* _Exercise_
The entries are to be returned exactly, with images left out.

* _Data rows_

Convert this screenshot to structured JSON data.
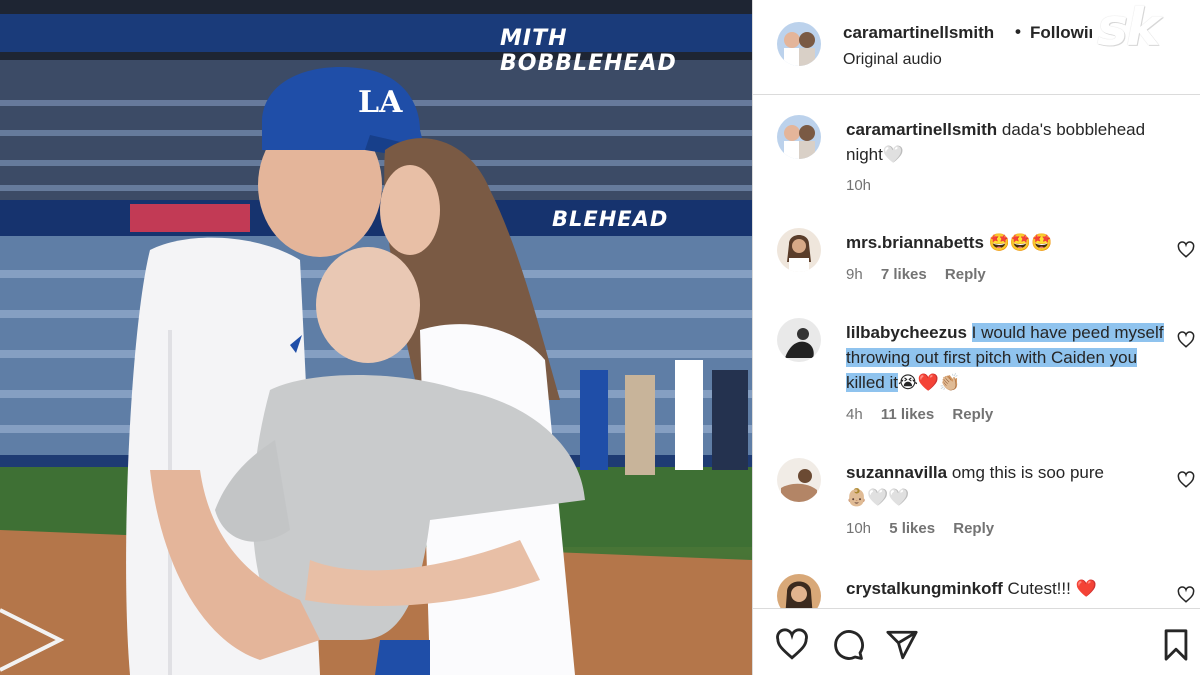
{
  "photo": {
    "banner_top": "MITH BOBBLEHEAD",
    "banner_mid": "BLEHEAD",
    "cap_logo": "LA"
  },
  "header": {
    "username": "caramartinellsmith",
    "dot": "•",
    "follow": "Following",
    "audio": "Original audio",
    "watermark": "sk"
  },
  "caption": {
    "username": "caramartinellsmith",
    "text": "dada's bobblehead night",
    "emoji": "🤍",
    "time": "10h"
  },
  "comments": [
    {
      "username": "mrs.briannabetts",
      "text": "🤩🤩🤩",
      "time": "9h",
      "likes": "7 likes",
      "reply": "Reply"
    },
    {
      "username": "lilbabycheezus",
      "text": "I would have peed myself throwing out first pitch with Caiden you killed it",
      "emoji": "😭❤️👏🏼",
      "time": "4h",
      "likes": "11 likes",
      "reply": "Reply"
    },
    {
      "username": "suzannavilla",
      "text": "omg this is soo pure",
      "emoji": "👶🏼🤍🤍",
      "time": "10h",
      "likes": "5 likes",
      "reply": "Reply"
    },
    {
      "username": "crystalkungminkoff",
      "text": "Cutest!!!",
      "emoji": "❤️"
    }
  ],
  "icons": [
    "heart-icon",
    "comment-icon",
    "share-icon",
    "bookmark-icon"
  ],
  "colors": {
    "highlight": "#8fc3ee",
    "dodger_blue": "#1f4ea8",
    "red": "#e0245e"
  }
}
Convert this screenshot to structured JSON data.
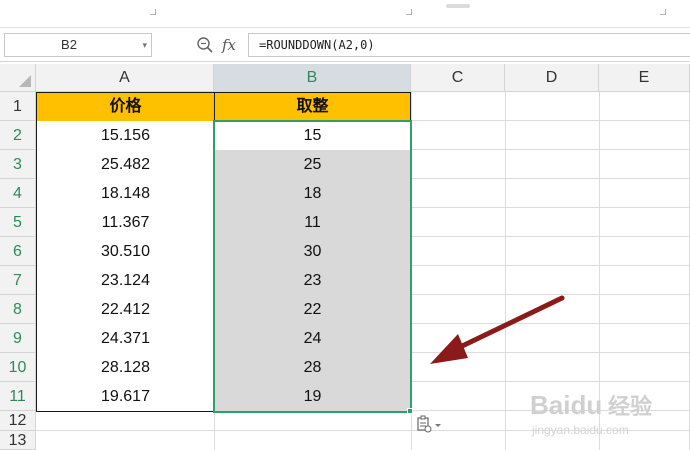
{
  "name_box": {
    "value": "B2"
  },
  "formula_bar": {
    "formula": "=ROUNDDOWN(A2,0)",
    "fx_label": "fx"
  },
  "columns": [
    "A",
    "B",
    "C",
    "D",
    "E"
  ],
  "rows": [
    "1",
    "2",
    "3",
    "4",
    "5",
    "6",
    "7",
    "8",
    "9",
    "10",
    "11",
    "12",
    "13"
  ],
  "table": {
    "headers": {
      "a": "价格",
      "b": "取整"
    },
    "prices": [
      "15.156",
      "25.482",
      "18.148",
      "11.367",
      "30.510",
      "23.124",
      "22.412",
      "24.371",
      "28.128",
      "19.617"
    ],
    "rounded": [
      "15",
      "25",
      "18",
      "11",
      "30",
      "23",
      "22",
      "24",
      "28",
      "19"
    ]
  },
  "selection": {
    "active_cell": "B2",
    "range": "B2:B11"
  },
  "colors": {
    "header_fill": "#ffc000",
    "selected_fill": "#d9d9d9",
    "selection_border": "#2e9e6a",
    "arrow": "#8b1a1a"
  },
  "watermark": {
    "brand": "Baidu",
    "brand_cn": "经验",
    "url": "jingyan.baidu.com"
  }
}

* _Response to the exercise_
Convert this screenshot to structured JSON data.
{
  "photo": {
    "banner_top": "MITH BOBBLEHEAD",
    "banner_mid": "BLEHEAD",
    "cap_logo": "LA"
  },
  "header": {
    "username": "caramartinellsmith",
    "dot": "•",
    "follow": "Following",
    "audio": "Original audio",
    "watermark": "sk"
  },
  "caption": {
    "username": "caramartinellsmith",
    "text": "dada's bobblehead night",
    "emoji": "🤍",
    "time": "10h"
  },
  "comments": [
    {
      "username": "mrs.briannabetts",
      "text": "🤩🤩🤩",
      "time": "9h",
      "likes": "7 likes",
      "reply": "Reply"
    },
    {
      "username": "lilbabycheezus",
      "text": "I would have peed myself throwing out first pitch with Caiden you killed it",
      "emoji": "😭❤️👏🏼",
      "time": "4h",
      "likes": "11 likes",
      "reply": "Reply"
    },
    {
      "username": "suzannavilla",
      "text": "omg this is soo pure",
      "emoji": "👶🏼🤍🤍",
      "time": "10h",
      "likes": "5 likes",
      "reply": "Reply"
    },
    {
      "username": "crystalkungminkoff",
      "text": "Cutest!!!",
      "emoji": "❤️"
    }
  ],
  "icons": [
    "heart-icon",
    "comment-icon",
    "share-icon",
    "bookmark-icon"
  ],
  "colors": {
    "highlight": "#8fc3ee",
    "dodger_blue": "#1f4ea8",
    "red": "#e0245e"
  }
}
Convert this screenshot to structured JSON data.
{
  "name_box": {
    "value": "B2"
  },
  "formula_bar": {
    "formula": "=ROUNDDOWN(A2,0)",
    "fx_label": "fx"
  },
  "columns": [
    "A",
    "B",
    "C",
    "D",
    "E"
  ],
  "rows": [
    "1",
    "2",
    "3",
    "4",
    "5",
    "6",
    "7",
    "8",
    "9",
    "10",
    "11",
    "12",
    "13"
  ],
  "table": {
    "headers": {
      "a": "价格",
      "b": "取整"
    },
    "prices": [
      "15.156",
      "25.482",
      "18.148",
      "11.367",
      "30.510",
      "23.124",
      "22.412",
      "24.371",
      "28.128",
      "19.617"
    ],
    "rounded": [
      "15",
      "25",
      "18",
      "11",
      "30",
      "23",
      "22",
      "24",
      "28",
      "19"
    ]
  },
  "selection": {
    "active_cell": "B2",
    "range": "B2:B11"
  },
  "colors": {
    "header_fill": "#ffc000",
    "selected_fill": "#d9d9d9",
    "selection_border": "#2e9e6a",
    "arrow": "#8b1a1a"
  },
  "watermark": {
    "brand": "Baidu",
    "brand_cn": "经验",
    "url": "jingyan.baidu.com"
  }
}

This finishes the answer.